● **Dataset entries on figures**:

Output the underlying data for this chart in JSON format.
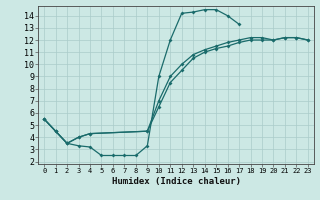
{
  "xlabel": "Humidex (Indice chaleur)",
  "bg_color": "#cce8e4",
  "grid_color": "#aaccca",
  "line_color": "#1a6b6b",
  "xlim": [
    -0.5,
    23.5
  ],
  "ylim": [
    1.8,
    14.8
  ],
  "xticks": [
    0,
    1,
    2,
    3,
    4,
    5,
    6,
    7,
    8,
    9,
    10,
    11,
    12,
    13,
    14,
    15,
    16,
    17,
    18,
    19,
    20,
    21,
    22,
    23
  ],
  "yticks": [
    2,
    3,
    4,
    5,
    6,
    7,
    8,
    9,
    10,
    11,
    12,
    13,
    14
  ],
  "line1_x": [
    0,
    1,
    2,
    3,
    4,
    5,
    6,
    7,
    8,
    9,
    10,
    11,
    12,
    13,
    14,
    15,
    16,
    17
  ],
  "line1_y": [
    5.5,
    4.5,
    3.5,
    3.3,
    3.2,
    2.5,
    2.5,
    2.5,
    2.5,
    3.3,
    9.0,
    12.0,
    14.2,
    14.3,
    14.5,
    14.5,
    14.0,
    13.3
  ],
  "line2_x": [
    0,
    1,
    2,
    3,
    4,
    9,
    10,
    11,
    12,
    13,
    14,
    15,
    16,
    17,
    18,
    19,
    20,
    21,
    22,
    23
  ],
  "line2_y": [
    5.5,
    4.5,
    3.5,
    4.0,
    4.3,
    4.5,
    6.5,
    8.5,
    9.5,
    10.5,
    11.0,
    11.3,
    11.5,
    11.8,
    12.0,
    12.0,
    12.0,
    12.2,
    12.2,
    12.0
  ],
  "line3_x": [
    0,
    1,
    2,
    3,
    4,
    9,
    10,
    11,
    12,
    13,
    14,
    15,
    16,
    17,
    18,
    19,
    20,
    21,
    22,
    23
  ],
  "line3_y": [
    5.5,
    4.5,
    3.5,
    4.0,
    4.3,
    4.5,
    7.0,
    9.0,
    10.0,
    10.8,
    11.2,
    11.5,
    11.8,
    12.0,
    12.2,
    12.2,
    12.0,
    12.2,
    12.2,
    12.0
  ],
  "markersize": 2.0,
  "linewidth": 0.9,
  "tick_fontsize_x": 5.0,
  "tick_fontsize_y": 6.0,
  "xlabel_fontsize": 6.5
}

--

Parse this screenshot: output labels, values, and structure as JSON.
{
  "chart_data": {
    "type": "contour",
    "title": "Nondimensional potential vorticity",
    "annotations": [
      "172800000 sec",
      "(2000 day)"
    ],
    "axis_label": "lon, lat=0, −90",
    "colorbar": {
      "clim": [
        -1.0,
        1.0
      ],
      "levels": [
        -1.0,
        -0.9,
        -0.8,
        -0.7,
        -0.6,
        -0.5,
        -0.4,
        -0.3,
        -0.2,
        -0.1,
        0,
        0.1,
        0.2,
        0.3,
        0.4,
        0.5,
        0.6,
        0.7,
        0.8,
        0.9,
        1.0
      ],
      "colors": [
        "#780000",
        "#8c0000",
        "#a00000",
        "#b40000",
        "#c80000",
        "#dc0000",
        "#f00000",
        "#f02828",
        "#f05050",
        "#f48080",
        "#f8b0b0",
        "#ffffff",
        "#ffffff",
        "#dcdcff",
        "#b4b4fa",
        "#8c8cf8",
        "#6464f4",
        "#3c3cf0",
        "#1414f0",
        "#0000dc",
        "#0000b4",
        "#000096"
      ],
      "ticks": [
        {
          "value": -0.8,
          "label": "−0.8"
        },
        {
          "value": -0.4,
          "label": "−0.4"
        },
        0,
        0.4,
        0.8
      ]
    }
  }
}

● **Requirements**: Copy all lines from the entries that contain the word "this".

● **Right answer**:
Output the underlying data for this chart in JSON format.
Parse this screenshot: output labels, values, and structure as JSON.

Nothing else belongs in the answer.